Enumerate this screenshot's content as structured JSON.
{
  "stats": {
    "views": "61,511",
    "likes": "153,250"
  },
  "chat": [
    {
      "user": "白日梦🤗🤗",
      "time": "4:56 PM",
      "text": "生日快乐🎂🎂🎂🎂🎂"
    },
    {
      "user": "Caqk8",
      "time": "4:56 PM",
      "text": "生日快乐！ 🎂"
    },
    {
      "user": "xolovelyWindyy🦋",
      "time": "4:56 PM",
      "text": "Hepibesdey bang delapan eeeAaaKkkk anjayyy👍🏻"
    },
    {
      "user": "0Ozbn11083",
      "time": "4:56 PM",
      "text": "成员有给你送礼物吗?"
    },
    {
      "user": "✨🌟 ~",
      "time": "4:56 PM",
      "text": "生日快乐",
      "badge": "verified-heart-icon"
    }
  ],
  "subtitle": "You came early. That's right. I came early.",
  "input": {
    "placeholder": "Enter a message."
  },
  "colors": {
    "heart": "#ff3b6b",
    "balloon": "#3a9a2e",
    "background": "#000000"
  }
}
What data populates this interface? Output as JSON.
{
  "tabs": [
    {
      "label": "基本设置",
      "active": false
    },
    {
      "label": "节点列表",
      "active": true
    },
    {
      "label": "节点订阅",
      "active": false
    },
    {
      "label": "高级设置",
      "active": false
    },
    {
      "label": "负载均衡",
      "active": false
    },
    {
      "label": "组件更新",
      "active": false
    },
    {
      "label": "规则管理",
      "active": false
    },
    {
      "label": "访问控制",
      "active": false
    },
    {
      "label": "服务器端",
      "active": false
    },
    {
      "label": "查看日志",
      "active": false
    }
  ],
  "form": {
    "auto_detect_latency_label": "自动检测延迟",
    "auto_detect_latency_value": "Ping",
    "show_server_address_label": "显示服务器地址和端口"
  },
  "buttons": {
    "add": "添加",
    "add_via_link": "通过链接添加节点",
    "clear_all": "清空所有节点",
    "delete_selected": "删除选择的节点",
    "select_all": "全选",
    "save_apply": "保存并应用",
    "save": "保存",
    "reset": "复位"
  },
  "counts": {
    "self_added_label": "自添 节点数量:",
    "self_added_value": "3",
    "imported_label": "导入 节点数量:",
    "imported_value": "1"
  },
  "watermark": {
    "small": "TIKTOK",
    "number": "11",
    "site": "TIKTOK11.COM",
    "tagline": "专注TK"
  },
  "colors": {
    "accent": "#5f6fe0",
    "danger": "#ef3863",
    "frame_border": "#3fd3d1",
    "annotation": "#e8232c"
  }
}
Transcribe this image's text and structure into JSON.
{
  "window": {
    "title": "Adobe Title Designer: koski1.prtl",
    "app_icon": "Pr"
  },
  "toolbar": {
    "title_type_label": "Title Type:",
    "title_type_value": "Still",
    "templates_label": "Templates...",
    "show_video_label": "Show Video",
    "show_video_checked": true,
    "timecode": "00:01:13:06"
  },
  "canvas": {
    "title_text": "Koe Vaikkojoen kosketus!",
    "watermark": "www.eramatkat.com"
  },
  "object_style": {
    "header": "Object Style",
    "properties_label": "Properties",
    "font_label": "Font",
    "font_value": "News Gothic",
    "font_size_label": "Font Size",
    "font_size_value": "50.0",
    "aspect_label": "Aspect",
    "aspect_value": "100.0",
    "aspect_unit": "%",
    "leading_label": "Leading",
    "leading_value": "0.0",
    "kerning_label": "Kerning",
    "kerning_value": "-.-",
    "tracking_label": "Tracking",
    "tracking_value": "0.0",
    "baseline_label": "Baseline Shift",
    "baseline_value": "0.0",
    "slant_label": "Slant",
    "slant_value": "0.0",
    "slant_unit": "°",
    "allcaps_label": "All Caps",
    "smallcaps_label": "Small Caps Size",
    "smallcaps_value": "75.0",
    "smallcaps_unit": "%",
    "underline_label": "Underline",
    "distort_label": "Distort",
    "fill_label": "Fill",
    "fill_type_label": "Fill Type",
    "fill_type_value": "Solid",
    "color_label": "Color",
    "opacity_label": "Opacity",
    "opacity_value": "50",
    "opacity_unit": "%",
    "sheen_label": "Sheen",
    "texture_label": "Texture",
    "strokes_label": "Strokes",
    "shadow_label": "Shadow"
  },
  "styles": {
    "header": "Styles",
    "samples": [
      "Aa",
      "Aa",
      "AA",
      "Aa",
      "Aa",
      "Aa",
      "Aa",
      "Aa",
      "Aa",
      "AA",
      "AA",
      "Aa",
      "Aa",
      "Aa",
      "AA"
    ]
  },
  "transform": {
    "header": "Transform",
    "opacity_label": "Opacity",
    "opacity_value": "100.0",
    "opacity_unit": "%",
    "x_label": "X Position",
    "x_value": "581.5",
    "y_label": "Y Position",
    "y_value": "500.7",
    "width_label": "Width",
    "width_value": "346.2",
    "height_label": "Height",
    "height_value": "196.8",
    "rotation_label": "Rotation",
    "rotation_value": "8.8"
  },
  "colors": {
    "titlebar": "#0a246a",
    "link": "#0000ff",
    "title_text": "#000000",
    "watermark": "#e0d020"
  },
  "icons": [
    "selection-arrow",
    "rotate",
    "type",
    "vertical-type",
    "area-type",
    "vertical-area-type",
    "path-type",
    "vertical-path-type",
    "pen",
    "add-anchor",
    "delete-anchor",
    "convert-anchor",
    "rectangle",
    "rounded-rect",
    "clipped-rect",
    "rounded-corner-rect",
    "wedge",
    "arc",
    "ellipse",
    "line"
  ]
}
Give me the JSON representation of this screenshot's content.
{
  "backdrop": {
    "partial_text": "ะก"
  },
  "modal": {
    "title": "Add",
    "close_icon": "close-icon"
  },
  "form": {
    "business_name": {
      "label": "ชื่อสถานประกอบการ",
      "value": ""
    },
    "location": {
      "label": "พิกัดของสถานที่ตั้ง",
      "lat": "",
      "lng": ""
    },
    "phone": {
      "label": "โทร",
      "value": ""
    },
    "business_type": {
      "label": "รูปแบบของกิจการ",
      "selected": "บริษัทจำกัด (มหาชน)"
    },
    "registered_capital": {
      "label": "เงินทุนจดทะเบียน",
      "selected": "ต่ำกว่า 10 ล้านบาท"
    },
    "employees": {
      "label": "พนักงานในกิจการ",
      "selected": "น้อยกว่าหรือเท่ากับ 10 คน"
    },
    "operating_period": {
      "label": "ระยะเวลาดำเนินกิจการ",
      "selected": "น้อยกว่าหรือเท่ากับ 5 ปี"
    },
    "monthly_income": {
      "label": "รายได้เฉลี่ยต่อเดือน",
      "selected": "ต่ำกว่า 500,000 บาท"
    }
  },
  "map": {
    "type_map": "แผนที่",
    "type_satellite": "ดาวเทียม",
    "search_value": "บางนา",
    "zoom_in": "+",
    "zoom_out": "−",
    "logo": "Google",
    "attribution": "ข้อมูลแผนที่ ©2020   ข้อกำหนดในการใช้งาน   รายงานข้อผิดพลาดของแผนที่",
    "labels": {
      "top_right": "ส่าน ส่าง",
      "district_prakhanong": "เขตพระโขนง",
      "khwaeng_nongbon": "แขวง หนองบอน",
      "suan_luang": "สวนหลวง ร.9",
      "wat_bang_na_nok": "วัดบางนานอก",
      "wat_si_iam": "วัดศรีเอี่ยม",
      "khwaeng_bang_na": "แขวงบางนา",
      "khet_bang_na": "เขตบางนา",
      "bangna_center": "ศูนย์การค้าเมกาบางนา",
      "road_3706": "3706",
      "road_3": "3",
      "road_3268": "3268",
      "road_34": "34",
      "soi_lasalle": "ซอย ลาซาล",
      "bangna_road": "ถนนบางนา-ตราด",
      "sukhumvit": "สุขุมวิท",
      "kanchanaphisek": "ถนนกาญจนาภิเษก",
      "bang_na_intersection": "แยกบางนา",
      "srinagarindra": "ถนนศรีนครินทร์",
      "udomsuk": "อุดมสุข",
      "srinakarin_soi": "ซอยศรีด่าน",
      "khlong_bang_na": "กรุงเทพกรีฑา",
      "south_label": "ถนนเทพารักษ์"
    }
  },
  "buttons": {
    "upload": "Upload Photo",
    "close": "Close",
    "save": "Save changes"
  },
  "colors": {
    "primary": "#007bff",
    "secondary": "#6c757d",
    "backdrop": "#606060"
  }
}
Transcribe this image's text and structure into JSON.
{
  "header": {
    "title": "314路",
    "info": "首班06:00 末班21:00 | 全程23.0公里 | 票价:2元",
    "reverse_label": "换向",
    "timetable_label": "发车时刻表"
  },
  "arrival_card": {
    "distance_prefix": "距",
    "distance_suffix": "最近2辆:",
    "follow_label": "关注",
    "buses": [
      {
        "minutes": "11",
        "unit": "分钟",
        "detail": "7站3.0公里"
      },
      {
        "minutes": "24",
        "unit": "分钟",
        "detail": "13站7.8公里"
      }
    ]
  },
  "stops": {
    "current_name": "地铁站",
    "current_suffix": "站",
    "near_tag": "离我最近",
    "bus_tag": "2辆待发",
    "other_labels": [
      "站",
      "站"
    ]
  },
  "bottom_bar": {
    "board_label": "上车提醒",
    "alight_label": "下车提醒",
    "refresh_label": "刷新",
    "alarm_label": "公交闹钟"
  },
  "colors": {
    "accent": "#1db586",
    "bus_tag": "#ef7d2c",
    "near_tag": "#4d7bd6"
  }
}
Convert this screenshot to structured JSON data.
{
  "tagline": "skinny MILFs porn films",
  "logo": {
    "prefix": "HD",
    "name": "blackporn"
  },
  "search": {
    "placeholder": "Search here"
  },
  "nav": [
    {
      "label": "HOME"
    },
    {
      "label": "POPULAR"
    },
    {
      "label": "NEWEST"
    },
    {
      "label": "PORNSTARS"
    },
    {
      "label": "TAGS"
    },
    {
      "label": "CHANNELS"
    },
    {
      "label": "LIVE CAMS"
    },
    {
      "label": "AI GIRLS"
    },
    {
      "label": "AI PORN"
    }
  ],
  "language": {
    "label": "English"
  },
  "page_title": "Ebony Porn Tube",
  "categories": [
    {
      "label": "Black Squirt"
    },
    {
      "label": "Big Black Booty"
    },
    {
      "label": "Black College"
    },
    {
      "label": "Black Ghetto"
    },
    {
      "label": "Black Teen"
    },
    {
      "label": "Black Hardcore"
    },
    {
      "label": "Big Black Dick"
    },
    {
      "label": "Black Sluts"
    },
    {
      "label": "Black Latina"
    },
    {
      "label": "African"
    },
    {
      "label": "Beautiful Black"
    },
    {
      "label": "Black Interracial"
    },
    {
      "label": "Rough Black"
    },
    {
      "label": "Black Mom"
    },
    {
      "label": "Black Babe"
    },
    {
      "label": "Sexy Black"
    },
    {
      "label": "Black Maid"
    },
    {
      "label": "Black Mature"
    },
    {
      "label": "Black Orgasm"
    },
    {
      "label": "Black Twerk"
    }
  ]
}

**INSTRUCTION:** Pull out all lines from the listing that contain the string "this".

**WRITTEN ANSWER:**
Enumerate this screenshot's content as structured JSON.
What data populates this interface? Output as JSON.
Transcribe this image's text and structure into JSON.
Give me the JSON representation of this screenshot's content.
Transcribe this image's text and structure into JSON.
Convert this screenshot to structured JSON data.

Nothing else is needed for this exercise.